[What to do]: Filter the data for lines with the word "期末综合质量检测卷", then copy every line so identified.

[Materials provided]:
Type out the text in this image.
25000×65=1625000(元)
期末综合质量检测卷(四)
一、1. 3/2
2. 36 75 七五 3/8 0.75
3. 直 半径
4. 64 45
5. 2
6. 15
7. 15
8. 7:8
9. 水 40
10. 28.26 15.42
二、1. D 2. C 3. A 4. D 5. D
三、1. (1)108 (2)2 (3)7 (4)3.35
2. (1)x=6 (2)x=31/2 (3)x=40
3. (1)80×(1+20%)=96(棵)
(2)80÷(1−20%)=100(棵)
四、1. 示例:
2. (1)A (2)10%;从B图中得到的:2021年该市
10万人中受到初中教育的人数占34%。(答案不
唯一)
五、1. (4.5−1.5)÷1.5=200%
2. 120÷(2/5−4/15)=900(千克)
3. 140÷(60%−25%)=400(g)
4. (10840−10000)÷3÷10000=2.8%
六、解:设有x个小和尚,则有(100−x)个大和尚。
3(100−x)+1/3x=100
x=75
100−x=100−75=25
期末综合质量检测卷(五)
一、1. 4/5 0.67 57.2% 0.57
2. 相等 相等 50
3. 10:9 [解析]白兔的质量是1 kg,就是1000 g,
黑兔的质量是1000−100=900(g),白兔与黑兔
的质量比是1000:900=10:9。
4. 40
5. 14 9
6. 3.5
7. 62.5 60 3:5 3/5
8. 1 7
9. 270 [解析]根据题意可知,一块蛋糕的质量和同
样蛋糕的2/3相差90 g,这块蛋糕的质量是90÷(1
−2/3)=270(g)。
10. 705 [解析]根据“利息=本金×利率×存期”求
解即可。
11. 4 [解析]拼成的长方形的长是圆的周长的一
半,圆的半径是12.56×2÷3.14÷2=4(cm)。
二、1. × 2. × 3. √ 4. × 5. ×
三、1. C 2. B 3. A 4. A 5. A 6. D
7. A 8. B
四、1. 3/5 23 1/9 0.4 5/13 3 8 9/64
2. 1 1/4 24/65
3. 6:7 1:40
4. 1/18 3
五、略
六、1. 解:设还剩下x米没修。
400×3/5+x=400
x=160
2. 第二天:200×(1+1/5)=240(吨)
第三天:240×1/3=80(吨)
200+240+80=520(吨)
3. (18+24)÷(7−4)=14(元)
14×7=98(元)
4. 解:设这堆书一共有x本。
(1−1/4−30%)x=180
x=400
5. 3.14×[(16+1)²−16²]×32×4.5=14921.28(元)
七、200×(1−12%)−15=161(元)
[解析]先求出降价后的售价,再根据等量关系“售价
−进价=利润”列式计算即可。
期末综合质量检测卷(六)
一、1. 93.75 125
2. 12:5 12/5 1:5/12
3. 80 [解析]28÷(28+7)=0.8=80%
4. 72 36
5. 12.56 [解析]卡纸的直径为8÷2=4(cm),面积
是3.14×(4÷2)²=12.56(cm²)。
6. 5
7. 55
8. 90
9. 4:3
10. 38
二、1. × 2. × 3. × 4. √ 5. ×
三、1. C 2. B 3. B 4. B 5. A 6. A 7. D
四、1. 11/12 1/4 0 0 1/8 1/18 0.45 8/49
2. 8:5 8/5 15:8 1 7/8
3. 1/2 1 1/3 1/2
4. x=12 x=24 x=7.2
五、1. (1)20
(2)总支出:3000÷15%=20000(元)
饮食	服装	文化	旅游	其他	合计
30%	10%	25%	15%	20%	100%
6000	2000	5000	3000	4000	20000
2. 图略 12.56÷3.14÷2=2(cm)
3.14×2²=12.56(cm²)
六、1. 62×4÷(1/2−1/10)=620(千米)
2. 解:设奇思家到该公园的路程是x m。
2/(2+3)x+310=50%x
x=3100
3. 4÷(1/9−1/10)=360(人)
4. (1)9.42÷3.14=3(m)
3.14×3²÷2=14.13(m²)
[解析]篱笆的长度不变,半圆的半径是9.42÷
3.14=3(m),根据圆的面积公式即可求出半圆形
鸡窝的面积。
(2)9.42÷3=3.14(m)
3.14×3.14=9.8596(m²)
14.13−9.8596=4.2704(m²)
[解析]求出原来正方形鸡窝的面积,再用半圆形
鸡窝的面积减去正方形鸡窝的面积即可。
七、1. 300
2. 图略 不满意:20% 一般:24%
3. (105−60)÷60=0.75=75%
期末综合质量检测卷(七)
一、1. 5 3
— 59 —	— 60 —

[Exercise solution]:
期末综合质量检测卷(四)
期末综合质量检测卷(五)
期末综合质量检测卷(六)
期末综合质量检测卷(七)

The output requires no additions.